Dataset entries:
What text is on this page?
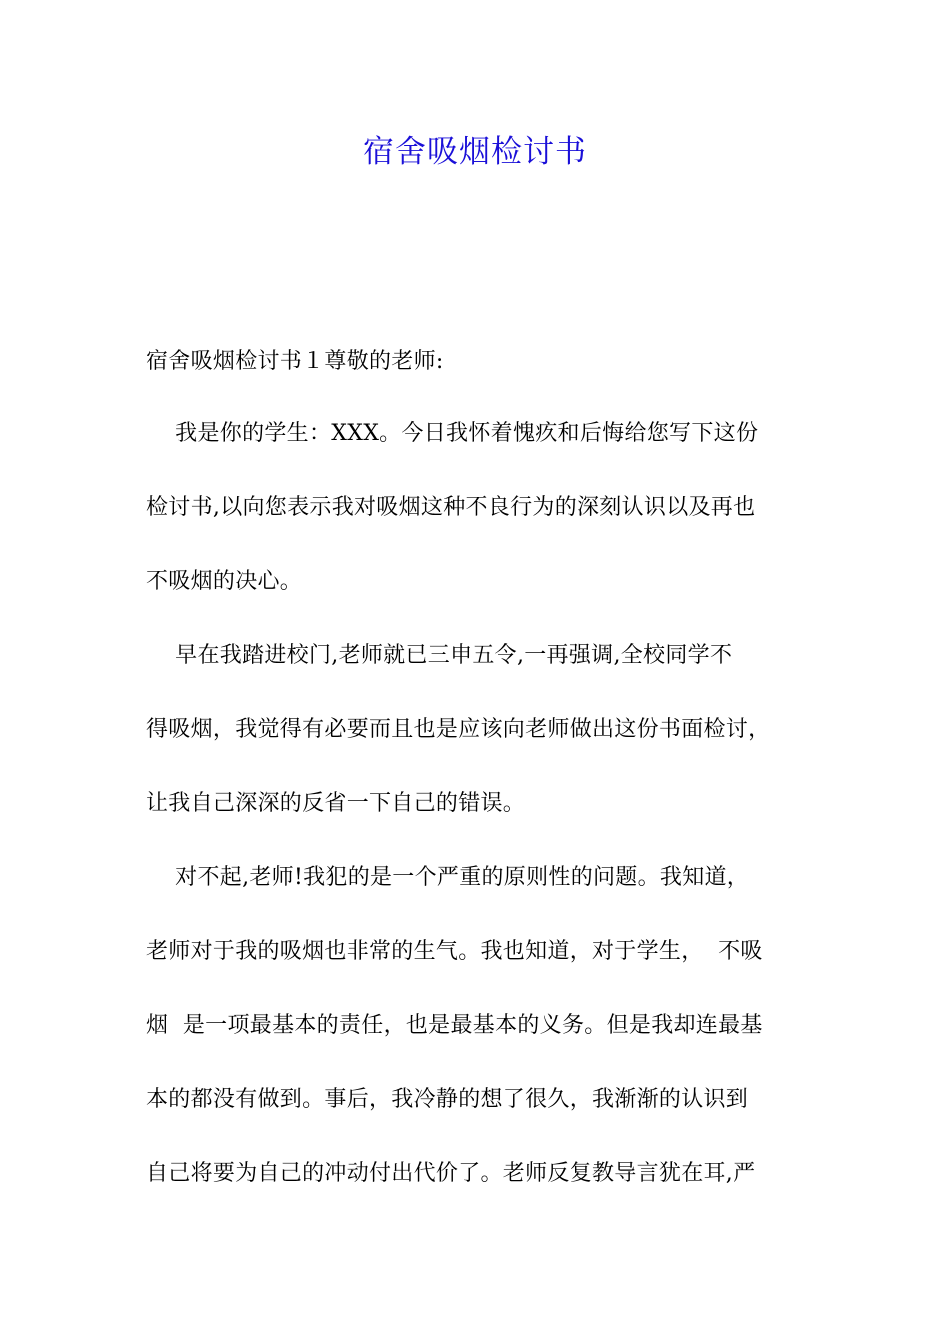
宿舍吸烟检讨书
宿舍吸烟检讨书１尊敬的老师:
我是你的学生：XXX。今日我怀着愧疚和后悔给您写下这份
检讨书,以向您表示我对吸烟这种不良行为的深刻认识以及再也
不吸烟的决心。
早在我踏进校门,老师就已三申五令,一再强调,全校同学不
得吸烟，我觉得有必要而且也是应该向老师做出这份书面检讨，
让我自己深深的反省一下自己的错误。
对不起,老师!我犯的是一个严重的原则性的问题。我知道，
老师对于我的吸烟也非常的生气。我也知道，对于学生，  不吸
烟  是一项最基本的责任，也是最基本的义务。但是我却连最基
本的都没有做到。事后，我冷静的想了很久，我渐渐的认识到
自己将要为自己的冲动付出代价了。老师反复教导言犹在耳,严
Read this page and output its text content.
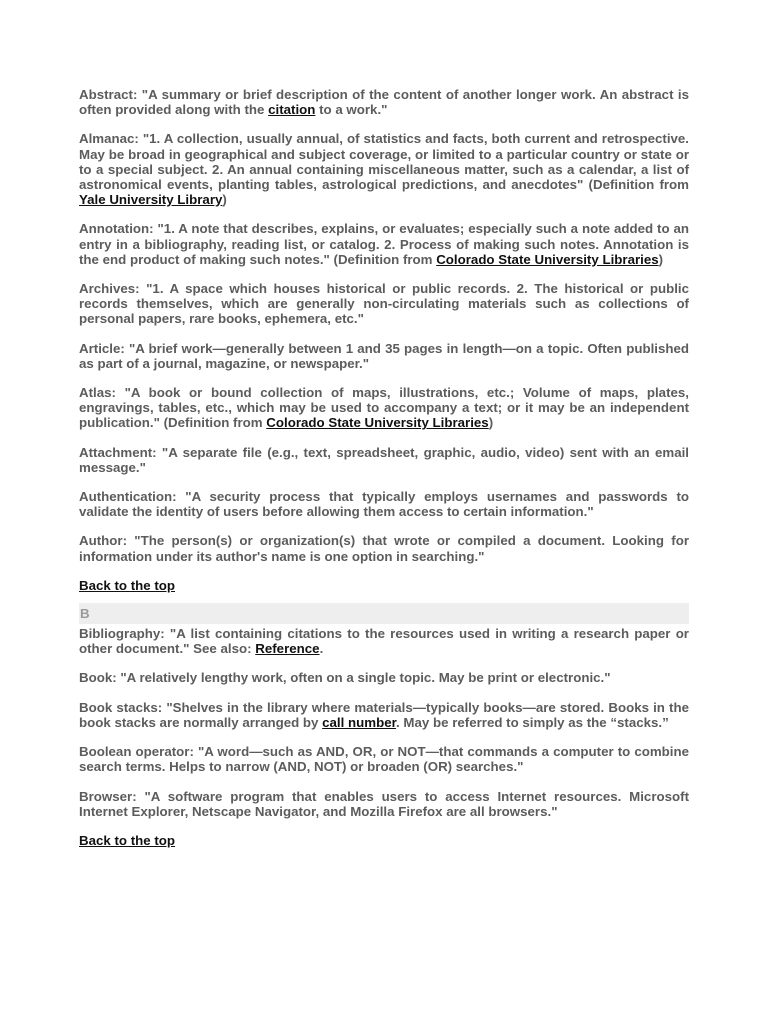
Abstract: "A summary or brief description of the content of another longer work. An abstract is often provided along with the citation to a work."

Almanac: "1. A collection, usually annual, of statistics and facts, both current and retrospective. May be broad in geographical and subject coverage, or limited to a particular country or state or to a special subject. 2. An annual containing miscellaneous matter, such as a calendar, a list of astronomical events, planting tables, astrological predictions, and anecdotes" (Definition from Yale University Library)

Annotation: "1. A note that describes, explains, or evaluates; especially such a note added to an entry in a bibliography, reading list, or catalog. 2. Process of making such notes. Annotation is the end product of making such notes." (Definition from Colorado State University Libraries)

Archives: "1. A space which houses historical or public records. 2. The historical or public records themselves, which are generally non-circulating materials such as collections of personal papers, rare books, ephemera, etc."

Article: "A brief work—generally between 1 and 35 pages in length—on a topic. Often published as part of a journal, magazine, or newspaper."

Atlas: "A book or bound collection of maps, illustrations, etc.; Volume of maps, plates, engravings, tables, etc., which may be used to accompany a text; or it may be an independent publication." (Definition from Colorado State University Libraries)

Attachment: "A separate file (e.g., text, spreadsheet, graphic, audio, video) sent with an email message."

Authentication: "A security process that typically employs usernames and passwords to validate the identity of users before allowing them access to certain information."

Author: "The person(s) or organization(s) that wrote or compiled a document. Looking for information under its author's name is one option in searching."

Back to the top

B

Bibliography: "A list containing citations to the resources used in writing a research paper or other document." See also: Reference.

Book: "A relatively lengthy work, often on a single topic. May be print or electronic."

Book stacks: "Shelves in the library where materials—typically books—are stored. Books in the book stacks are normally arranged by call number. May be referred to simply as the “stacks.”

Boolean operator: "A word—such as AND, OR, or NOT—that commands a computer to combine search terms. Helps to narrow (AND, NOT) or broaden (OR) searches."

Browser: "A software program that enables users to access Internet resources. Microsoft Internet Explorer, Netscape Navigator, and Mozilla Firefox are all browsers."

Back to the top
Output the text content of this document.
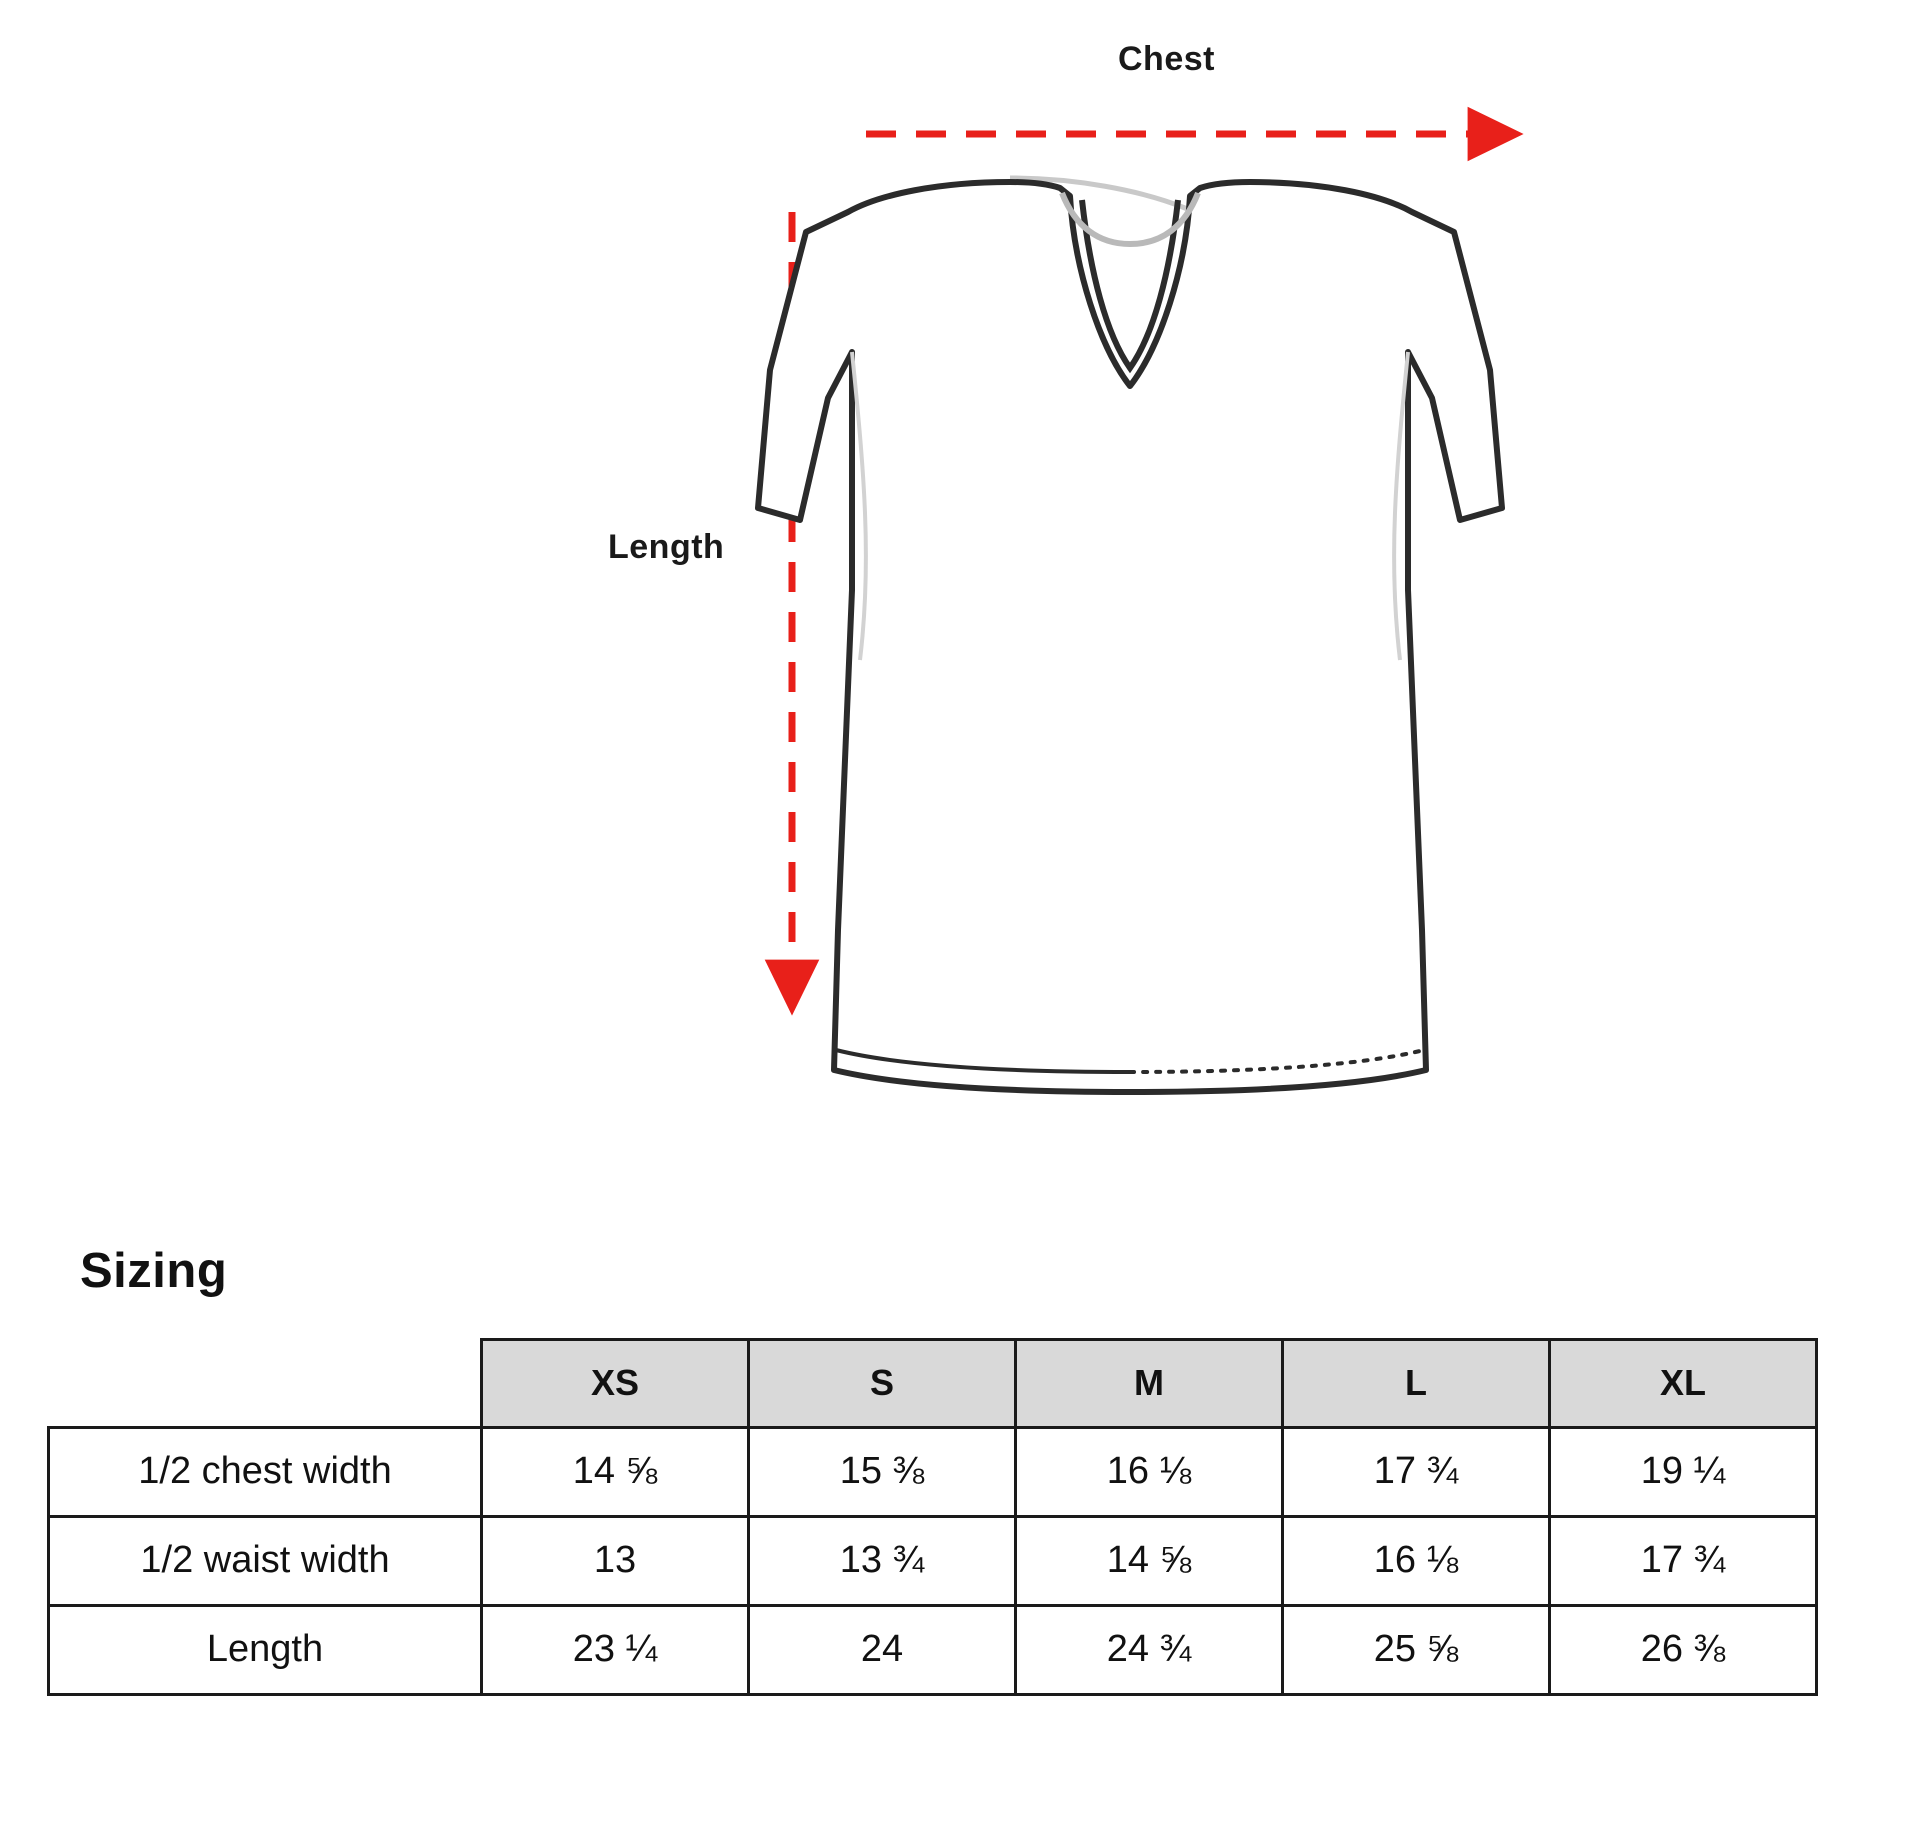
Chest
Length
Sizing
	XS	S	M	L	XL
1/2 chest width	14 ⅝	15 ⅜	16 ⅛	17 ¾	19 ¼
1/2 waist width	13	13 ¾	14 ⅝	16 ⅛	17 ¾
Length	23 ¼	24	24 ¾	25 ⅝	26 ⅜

== THE REQUEST ==
Pictures don't belong in the copy. Transcribe every record exactly as it appears.

== COMPLETE ANSWER ==
What text is on this page?
宿舍吸烟检讨书
宿舍吸烟检讨书１尊敬的老师:
我是你的学生：XXX。今日我怀着愧疚和后悔给您写下这份
检讨书,以向您表示我对吸烟这种不良行为的深刻认识以及再也
不吸烟的决心。
早在我踏进校门,老师就已三申五令,一再强调,全校同学不
得吸烟，我觉得有必要而且也是应该向老师做出这份书面检讨，
让我自己深深的反省一下自己的错误。
对不起,老师!我犯的是一个严重的原则性的问题。我知道，
老师对于我的吸烟也非常的生气。我也知道，对于学生，  不吸
烟  是一项最基本的责任，也是最基本的义务。但是我却连最基
本的都没有做到。事后，我冷静的想了很久，我渐渐的认识到
自己将要为自己的冲动付出代价了。老师反复教导言犹在耳,严
Read this page and output its text content.
Abstract: "A summary or brief description of the content of another longer work. An abstract is often provided along with the citation to a work."

Almanac: "1. A collection, usually annual, of statistics and facts, both current and retrospective. May be broad in geographical and subject coverage, or limited to a particular country or state or to a special subject. 2. An annual containing miscellaneous matter, such as a calendar, a list of astronomical events, planting tables, astrological predictions, and anecdotes" (Definition from Yale University Library)

Annotation: "1. A note that describes, explains, or evaluates; especially such a note added to an entry in a bibliography, reading list, or catalog. 2. Process of making such notes. Annotation is the end product of making such notes." (Definition from Colorado State University Libraries)

Archives: "1. A space which houses historical or public records. 2. The historical or public records themselves, which are generally non-circulating materials such as collections of personal papers, rare books, ephemera, etc."

Article: "A brief work—generally between 1 and 35 pages in length—on a topic. Often published as part of a journal, magazine, or newspaper."

Atlas: "A book or bound collection of maps, illustrations, etc.; Volume of maps, plates, engravings, tables, etc., which may be used to accompany a text; or it may be an independent publication." (Definition from Colorado State University Libraries)

Attachment: "A separate file (e.g., text, spreadsheet, graphic, audio, video) sent with an email message."

Authentication: "A security process that typically employs usernames and passwords to validate the identity of users before allowing them access to certain information."

Author: "The person(s) or organization(s) that wrote or compiled a document. Looking for information under its author's name is one option in searching."

Back to the top

B

Bibliography: "A list containing citations to the resources used in writing a research paper or other document." See also: Reference.

Book: "A relatively lengthy work, often on a single topic. May be print or electronic."

Book stacks: "Shelves in the library where materials—typically books—are stored. Books in the book stacks are normally arranged by call number. May be referred to simply as the “stacks.”

Boolean operator: "A word—such as AND, OR, or NOT—that commands a computer to combine search terms. Helps to narrow (AND, NOT) or broaden (OR) searches."

Browser: "A software program that enables users to access Internet resources. Microsoft Internet Explorer, Netscape Navigator, and Mozilla Firefox are all browsers."

Back to the top
Output the text content of this document.
Chest
Length
Sizing
	XS	S	M	L	XL
1/2 chest width	14 ⅝	15 ⅜	16 ⅛	17 ¾	19 ¼
1/2 waist width	13	13 ¾	14 ⅝	16 ⅛	17 ¾
Length	23 ¼	24	24 ¾	25 ⅝	26 ⅜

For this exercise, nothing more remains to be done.